Marcos Bagno
A princípio, a gramática normativa
tradicional, tratada como se fosse a própria língua portuguesa em si, tem sido
imposta como única forma aceitável da língua, dando margem ao severo poder
opressor do preconceito lingüístico. Em uma sociedade que, pelo menos
externamente, abomina o preconceito, é de se espantar que uma das formas desse
mal seja tão praticada e propagada na atualidade: a forma lingüística.
Marcos Bagno, em seu livro “Preconceito
lingüístico: o que é, como se faz”, trata sobre isto e narra sobre esta forma
de exclusão social, suas causas e efeitos, e questiona esta
prática, ou seja este tipo de preconceito.

◇ ◇ ◇ ◇

▶ Tarefas propostas:
1 > Por favor, liste os verbos que o texto sobre o preconceito linguístico usa para dizer o que Marcos Bagno faz em seu livro.
2 > Prossiga o texto sobre o preconceito linguístico a partir da última frase.

▶ Material fornecido:
◇ ◇ ◇ ◇

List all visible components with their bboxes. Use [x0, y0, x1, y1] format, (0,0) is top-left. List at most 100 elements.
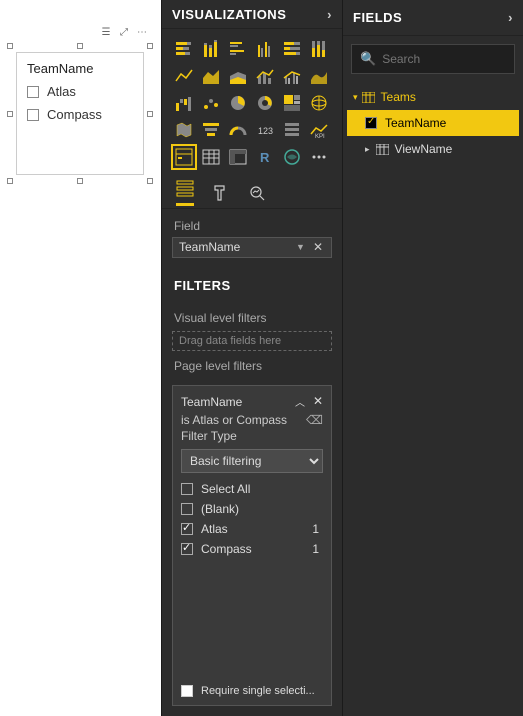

◇ ◇ ◇ ◇

▶ Respostas por tarefa:
1 > trata, narra, questiona

2 >
O livro é dividido em quatro partes: quebra do preconceito lingüístico, primeiro
prestando-se à desmistificação deste, em seguida, mostrando suas conseqüências,
prosseguindo com elucidações sobre como desfazê-lo, e finalizando com a
explicação do preconceito contra a Lingüística e os lingüistas. Ele assume que tratar
de língua é tratar de política, e que não há como tratar de política sem se
levar em conta uma postura teórica definida, portanto, parcial, e almeja que
seu trabalho incite reflexões sobre a intolerância lingüística da sociedade
brasileira.
Na primeira parte, a metáfora
“mitologia do preconceito lingüístico”, empregada por ele para referir-se ao
conjunto de opiniões que sustentam o preconceito, contém uma direta crítica que
desta maneira classifica tais posturas como falaciosas, fantásticas. Separando
os “mitos” em oito capítulos, Bagno discorre sobre cada um deles.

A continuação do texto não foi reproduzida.